== Available records ==

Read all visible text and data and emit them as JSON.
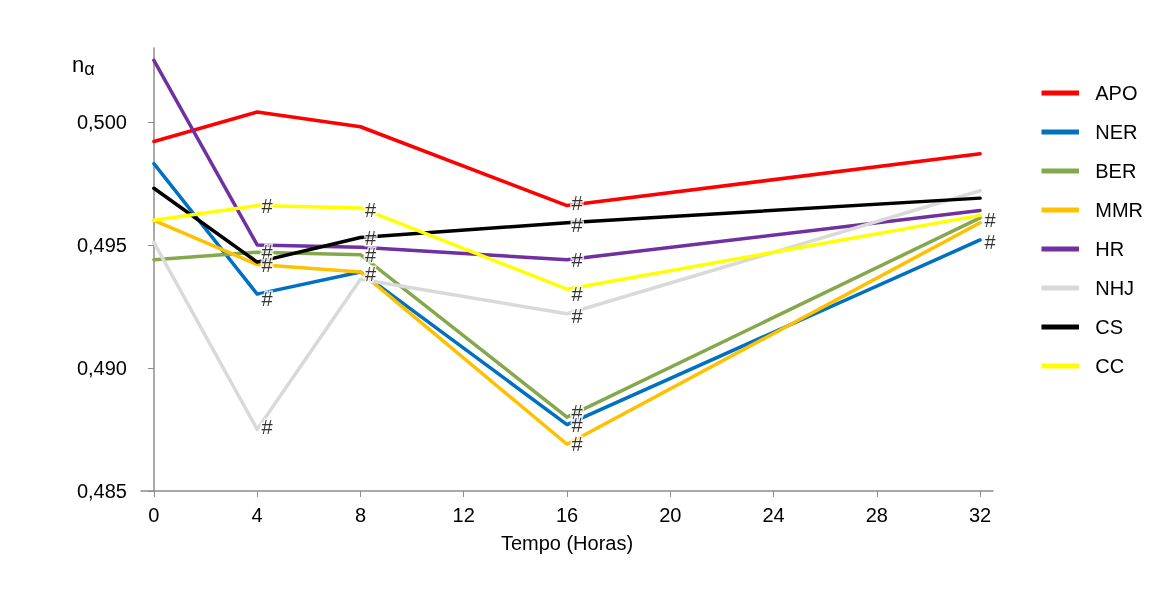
{
  "chart_data": {
    "type": "line",
    "xlabel": "Tempo (Horas)",
    "ylabel": "n$_{α}$",
    "x": [
      0,
      4,
      8,
      16,
      32
    ],
    "xlim": [
      -0.5,
      32.5
    ],
    "xticks": [
      0,
      4,
      8,
      12,
      16,
      20,
      24,
      28,
      32
    ],
    "ylim": [
      0.485,
      0.503
    ],
    "yticks": [
      {
        "value": 0.485,
        "label": "0,485"
      },
      {
        "value": 0.49,
        "label": "0,490"
      },
      {
        "value": 0.495,
        "label": "0,495"
      },
      {
        "value": 0.5,
        "label": "0,500"
      }
    ],
    "grid": false,
    "legend": "right",
    "marker": "none",
    "line_style": "solid",
    "series": [
      {
        "name": "APO",
        "color": "#ff0000",
        "values": [
          0.4992,
          0.5004,
          0.4998,
          0.4966,
          0.4987
        ]
      },
      {
        "name": "NER",
        "color": "#0070c0",
        "values": [
          0.4983,
          0.493,
          0.4939,
          0.4877,
          0.4952
        ]
      },
      {
        "name": "BER",
        "color": "#86a84d",
        "values": [
          0.4944,
          0.4947,
          0.4946,
          0.488,
          0.4961
        ]
      },
      {
        "name": "MMR",
        "color": "#ffc000",
        "values": [
          0.496,
          0.4942,
          0.4939,
          0.4869,
          0.4959
        ]
      },
      {
        "name": "HR",
        "color": "#7030a0",
        "values": [
          0.5025,
          0.495,
          0.4949,
          0.4944,
          0.4964
        ]
      },
      {
        "name": "NHJ",
        "color": "#d9d9d9",
        "values": [
          0.4951,
          0.4875,
          0.4936,
          0.4922,
          0.4972
        ]
      },
      {
        "name": "CS",
        "color": "#000000",
        "values": [
          0.4973,
          0.4943,
          0.4953,
          0.4959,
          0.4969
        ]
      },
      {
        "name": "CC",
        "color": "#ffff00",
        "values": [
          0.496,
          0.4966,
          0.4965,
          0.4932,
          0.4962
        ]
      }
    ],
    "annotations": [
      {
        "text": "#",
        "x": 4,
        "y": 0.4966
      },
      {
        "text": "#",
        "x": 4,
        "y": 0.4947
      },
      {
        "text": "#",
        "x": 4,
        "y": 0.4942
      },
      {
        "text": "#",
        "x": 4,
        "y": 0.4928
      },
      {
        "text": "#",
        "x": 4,
        "y": 0.4876
      },
      {
        "text": "#",
        "x": 8,
        "y": 0.4964
      },
      {
        "text": "#",
        "x": 8,
        "y": 0.4953
      },
      {
        "text": "#",
        "x": 8,
        "y": 0.4946
      },
      {
        "text": "#",
        "x": 8,
        "y": 0.4938
      },
      {
        "text": "#",
        "x": 16,
        "y": 0.4967
      },
      {
        "text": "#",
        "x": 16,
        "y": 0.4958
      },
      {
        "text": "#",
        "x": 16,
        "y": 0.4944
      },
      {
        "text": "#",
        "x": 16,
        "y": 0.493
      },
      {
        "text": "#",
        "x": 16,
        "y": 0.4921
      },
      {
        "text": "#",
        "x": 16,
        "y": 0.4882
      },
      {
        "text": "#",
        "x": 16,
        "y": 0.4877
      },
      {
        "text": "#",
        "x": 16,
        "y": 0.4869
      },
      {
        "text": "#",
        "x": 32,
        "y": 0.496
      },
      {
        "text": "#",
        "x": 32,
        "y": 0.4951
      }
    ]
  }
}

===

- [Exercise]: Do not copy the pictures, but repeat every line exactly.

- [Task answer]:
Read all visible text and data and emit them as JSON.
{
  "chart_data": {
    "type": "line",
    "xlabel": "Tempo (Horas)",
    "ylabel": "n$_{α}$",
    "x": [
      0,
      4,
      8,
      16,
      32
    ],
    "xlim": [
      -0.5,
      32.5
    ],
    "xticks": [
      0,
      4,
      8,
      12,
      16,
      20,
      24,
      28,
      32
    ],
    "ylim": [
      0.485,
      0.503
    ],
    "yticks": [
      {
        "value": 0.485,
        "label": "0,485"
      },
      {
        "value": 0.49,
        "label": "0,490"
      },
      {
        "value": 0.495,
        "label": "0,495"
      },
      {
        "value": 0.5,
        "label": "0,500"
      }
    ],
    "grid": false,
    "legend": "right",
    "marker": "none",
    "line_style": "solid",
    "series": [
      {
        "name": "APO",
        "color": "#ff0000",
        "values": [
          0.4992,
          0.5004,
          0.4998,
          0.4966,
          0.4987
        ]
      },
      {
        "name": "NER",
        "color": "#0070c0",
        "values": [
          0.4983,
          0.493,
          0.4939,
          0.4877,
          0.4952
        ]
      },
      {
        "name": "BER",
        "color": "#86a84d",
        "values": [
          0.4944,
          0.4947,
          0.4946,
          0.488,
          0.4961
        ]
      },
      {
        "name": "MMR",
        "color": "#ffc000",
        "values": [
          0.496,
          0.4942,
          0.4939,
          0.4869,
          0.4959
        ]
      },
      {
        "name": "HR",
        "color": "#7030a0",
        "values": [
          0.5025,
          0.495,
          0.4949,
          0.4944,
          0.4964
        ]
      },
      {
        "name": "NHJ",
        "color": "#d9d9d9",
        "values": [
          0.4951,
          0.4875,
          0.4936,
          0.4922,
          0.4972
        ]
      },
      {
        "name": "CS",
        "color": "#000000",
        "values": [
          0.4973,
          0.4943,
          0.4953,
          0.4959,
          0.4969
        ]
      },
      {
        "name": "CC",
        "color": "#ffff00",
        "values": [
          0.496,
          0.4966,
          0.4965,
          0.4932,
          0.4962
        ]
      }
    ],
    "annotations": [
      {
        "text": "#",
        "x": 4,
        "y": 0.4966
      },
      {
        "text": "#",
        "x": 4,
        "y": 0.4947
      },
      {
        "text": "#",
        "x": 4,
        "y": 0.4942
      },
      {
        "text": "#",
        "x": 4,
        "y": 0.4928
      },
      {
        "text": "#",
        "x": 4,
        "y": 0.4876
      },
      {
        "text": "#",
        "x": 8,
        "y": 0.4964
      },
      {
        "text": "#",
        "x": 8,
        "y": 0.4953
      },
      {
        "text": "#",
        "x": 8,
        "y": 0.4946
      },
      {
        "text": "#",
        "x": 8,
        "y": 0.4938
      },
      {
        "text": "#",
        "x": 16,
        "y": 0.4967
      },
      {
        "text": "#",
        "x": 16,
        "y": 0.4958
      },
      {
        "text": "#",
        "x": 16,
        "y": 0.4944
      },
      {
        "text": "#",
        "x": 16,
        "y": 0.493
      },
      {
        "text": "#",
        "x": 16,
        "y": 0.4921
      },
      {
        "text": "#",
        "x": 16,
        "y": 0.4882
      },
      {
        "text": "#",
        "x": 16,
        "y": 0.4877
      },
      {
        "text": "#",
        "x": 16,
        "y": 0.4869
      },
      {
        "text": "#",
        "x": 32,
        "y": 0.496
      },
      {
        "text": "#",
        "x": 32,
        "y": 0.4951
      }
    ]
  }
}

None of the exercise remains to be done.